>> START Record set

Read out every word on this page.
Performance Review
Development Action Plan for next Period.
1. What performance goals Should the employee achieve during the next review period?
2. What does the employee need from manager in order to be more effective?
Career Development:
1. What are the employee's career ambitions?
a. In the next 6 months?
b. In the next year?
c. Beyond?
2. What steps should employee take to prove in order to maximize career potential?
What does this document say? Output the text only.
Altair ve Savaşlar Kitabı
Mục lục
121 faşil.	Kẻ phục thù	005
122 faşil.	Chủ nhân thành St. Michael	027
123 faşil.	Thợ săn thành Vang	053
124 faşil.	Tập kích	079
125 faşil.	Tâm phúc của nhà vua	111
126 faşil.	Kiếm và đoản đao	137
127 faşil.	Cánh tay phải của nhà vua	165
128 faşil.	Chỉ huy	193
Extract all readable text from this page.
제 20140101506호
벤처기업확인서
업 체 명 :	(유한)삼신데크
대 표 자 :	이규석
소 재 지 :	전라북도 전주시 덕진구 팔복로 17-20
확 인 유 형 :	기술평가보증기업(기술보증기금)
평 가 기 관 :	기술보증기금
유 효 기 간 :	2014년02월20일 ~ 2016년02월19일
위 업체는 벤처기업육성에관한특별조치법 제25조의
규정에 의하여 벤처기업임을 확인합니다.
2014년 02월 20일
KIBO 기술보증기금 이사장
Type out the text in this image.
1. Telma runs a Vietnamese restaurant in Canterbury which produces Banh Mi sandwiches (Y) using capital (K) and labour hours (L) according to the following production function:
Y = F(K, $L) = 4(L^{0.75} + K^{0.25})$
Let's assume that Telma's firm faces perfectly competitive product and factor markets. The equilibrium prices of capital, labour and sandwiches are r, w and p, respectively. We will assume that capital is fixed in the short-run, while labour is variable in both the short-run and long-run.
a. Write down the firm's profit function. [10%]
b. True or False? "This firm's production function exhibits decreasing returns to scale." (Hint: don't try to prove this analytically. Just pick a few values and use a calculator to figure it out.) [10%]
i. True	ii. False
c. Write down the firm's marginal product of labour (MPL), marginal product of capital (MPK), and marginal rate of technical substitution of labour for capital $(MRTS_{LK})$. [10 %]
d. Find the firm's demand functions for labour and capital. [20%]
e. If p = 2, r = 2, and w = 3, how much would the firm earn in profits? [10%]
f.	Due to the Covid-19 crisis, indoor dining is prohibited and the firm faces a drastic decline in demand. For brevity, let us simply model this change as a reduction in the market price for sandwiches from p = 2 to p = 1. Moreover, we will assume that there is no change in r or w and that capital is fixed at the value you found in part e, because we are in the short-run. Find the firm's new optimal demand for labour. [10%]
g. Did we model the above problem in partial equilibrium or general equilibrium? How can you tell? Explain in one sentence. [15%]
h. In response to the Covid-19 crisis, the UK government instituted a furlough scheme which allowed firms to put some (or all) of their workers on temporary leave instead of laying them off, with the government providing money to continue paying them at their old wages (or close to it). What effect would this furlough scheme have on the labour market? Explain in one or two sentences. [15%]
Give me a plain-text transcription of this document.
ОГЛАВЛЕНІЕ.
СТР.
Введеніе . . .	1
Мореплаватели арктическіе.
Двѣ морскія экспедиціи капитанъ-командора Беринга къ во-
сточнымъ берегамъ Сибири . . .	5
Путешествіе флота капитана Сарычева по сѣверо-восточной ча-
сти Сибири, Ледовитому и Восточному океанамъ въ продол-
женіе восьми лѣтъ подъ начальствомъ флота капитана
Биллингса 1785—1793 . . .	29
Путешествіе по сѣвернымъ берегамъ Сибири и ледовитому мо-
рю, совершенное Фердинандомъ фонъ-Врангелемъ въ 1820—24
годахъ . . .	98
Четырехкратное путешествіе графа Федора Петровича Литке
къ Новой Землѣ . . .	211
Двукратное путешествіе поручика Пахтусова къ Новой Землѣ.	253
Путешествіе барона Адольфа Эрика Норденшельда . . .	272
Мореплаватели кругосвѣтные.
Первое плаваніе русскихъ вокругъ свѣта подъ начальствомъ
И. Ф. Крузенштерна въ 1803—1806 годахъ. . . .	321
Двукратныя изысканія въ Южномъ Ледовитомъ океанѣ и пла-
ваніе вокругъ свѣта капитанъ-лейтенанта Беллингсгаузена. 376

>> END Record set

### Task details
Return the full listing, character for character.

### Answer to the exercise
Read out every word on this page.
Performance Review
Development Action Plan for next Period.
1. What performance goals Should the employee achieve during the next review period?
2. What does the employee need from manager in order to be more effective?
Career Development:
1. What are the employee's career ambitions?
a. In the next 6 months?
b. In the next year?
c. Beyond?
2. What steps should employee take to prove in order to maximize career potential?
What does this document say? Output the text only.
Altair ve Savaşlar Kitabı
Mục lục
121 faşil.	Kẻ phục thù	005
122 faşil.	Chủ nhân thành St. Michael	027
123 faşil.	Thợ săn thành Vang	053
124 faşil.	Tập kích	079
125 faşil.	Tâm phúc của nhà vua	111
126 faşil.	Kiếm và đoản đao	137
127 faşil.	Cánh tay phải của nhà vua	165
128 faşil.	Chỉ huy	193
Extract all readable text from this page.
제 20140101506호
벤처기업확인서
업 체 명 :	(유한)삼신데크
대 표 자 :	이규석
소 재 지 :	전라북도 전주시 덕진구 팔복로 17-20
확 인 유 형 :	기술평가보증기업(기술보증기금)
평 가 기 관 :	기술보증기금
유 효 기 간 :	2014년02월20일 ~ 2016년02월19일
위 업체는 벤처기업육성에관한특별조치법 제25조의
규정에 의하여 벤처기업임을 확인합니다.
2014년 02월 20일
KIBO 기술보증기금 이사장
Type out the text in this image.
1. Telma runs a Vietnamese restaurant in Canterbury which produces Banh Mi sandwiches (Y) using capital (K) and labour hours (L) according to the following production function:
Y = F(K, $L) = 4(L^{0.75} + K^{0.25})$
Let's assume that Telma's firm faces perfectly competitive product and factor markets. The equilibrium prices of capital, labour and sandwiches are r, w and p, respectively. We will assume that capital is fixed in the short-run, while labour is variable in both the short-run and long-run.
a. Write down the firm's profit function. [10%]
b. True or False? "This firm's production function exhibits decreasing returns to scale." (Hint: don't try to prove this analytically. Just pick a few values and use a calculator to figure it out.) [10%]
i. True	ii. False
c. Write down the firm's marginal product of labour (MPL), marginal product of capital (MPK), and marginal rate of technical substitution of labour for capital $(MRTS_{LK})$. [10 %]
d. Find the firm's demand functions for labour and capital. [20%]
e. If p = 2, r = 2, and w = 3, how much would the firm earn in profits? [10%]
f.	Due to the Covid-19 crisis, indoor dining is prohibited and the firm faces a drastic decline in demand. For brevity, let us simply model this change as a reduction in the market price for sandwiches from p = 2 to p = 1. Moreover, we will assume that there is no change in r or w and that capital is fixed at the value you found in part e, because we are in the short-run. Find the firm's new optimal demand for labour. [10%]
g. Did we model the above problem in partial equilibrium or general equilibrium? How can you tell? Explain in one sentence. [15%]
h. In response to the Covid-19 crisis, the UK government instituted a furlough scheme which allowed firms to put some (or all) of their workers on temporary leave instead of laying them off, with the government providing money to continue paying them at their old wages (or close to it). What effect would this furlough scheme have on the labour market? Explain in one or two sentences. [15%]
Give me a plain-text transcription of this document.
ОГЛАВЛЕНІЕ.
СТР.
Введеніе . . .	1
Мореплаватели арктическіе.
Двѣ морскія экспедиціи капитанъ-командора Беринга къ во-
сточнымъ берегамъ Сибири . . .	5
Путешествіе флота капитана Сарычева по сѣверо-восточной ча-
сти Сибири, Ледовитому и Восточному океанамъ въ продол-
женіе восьми лѣтъ подъ начальствомъ флота капитана
Биллингса 1785—1793 . . .	29
Путешествіе по сѣвернымъ берегамъ Сибири и ледовитому мо-
рю, совершенное Фердинандомъ фонъ-Врангелемъ въ 1820—24
годахъ . . .	98
Четырехкратное путешествіе графа Федора Петровича Литке
къ Новой Землѣ . . .	211
Двукратное путешествіе поручика Пахтусова къ Новой Землѣ.	253
Путешествіе барона Адольфа Эрика Норденшельда . . .	272
Мореплаватели кругосвѣтные.
Первое плаваніе русскихъ вокругъ свѣта подъ начальствомъ
И. Ф. Крузенштерна въ 1803—1806 годахъ. . . .	321
Двукратныя изысканія въ Южномъ Ледовитомъ океанѣ и пла-
ваніе вокругъ свѣта капитанъ-лейтенанта Беллингсгаузена. 376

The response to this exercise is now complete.